- Your goal: Repeat the records exactly. Every line must match.

════

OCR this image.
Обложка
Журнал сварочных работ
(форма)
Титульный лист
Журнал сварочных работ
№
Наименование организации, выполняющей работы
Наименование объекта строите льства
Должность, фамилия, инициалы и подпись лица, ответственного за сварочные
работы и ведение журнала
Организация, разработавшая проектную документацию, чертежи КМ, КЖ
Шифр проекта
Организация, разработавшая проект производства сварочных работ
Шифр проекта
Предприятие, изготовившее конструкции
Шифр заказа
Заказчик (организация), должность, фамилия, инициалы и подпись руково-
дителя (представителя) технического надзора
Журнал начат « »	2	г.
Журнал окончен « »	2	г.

════

- Result of the task:
OCR this image.
Обложка
Журнал сварочных работ
(форма)
Титульный лист
Журнал сварочных работ
№
Наименование организации, выполняющей работы
Наименование объекта строите льства
Должность, фамилия, инициалы и подпись лица, ответственного за сварочные
работы и ведение журнала
Организация, разработавшая проектную документацию, чертежи КМ, КЖ
Шифр проекта
Организация, разработавшая проект производства сварочных работ
Шифр проекта
Предприятие, изготовившее конструкции
Шифр заказа
Заказчик (организация), должность, фамилия, инициалы и подпись руково-
дителя (представителя) технического надзора
Журнал начат « »	2	г.
Журнал окончен « »	2	г.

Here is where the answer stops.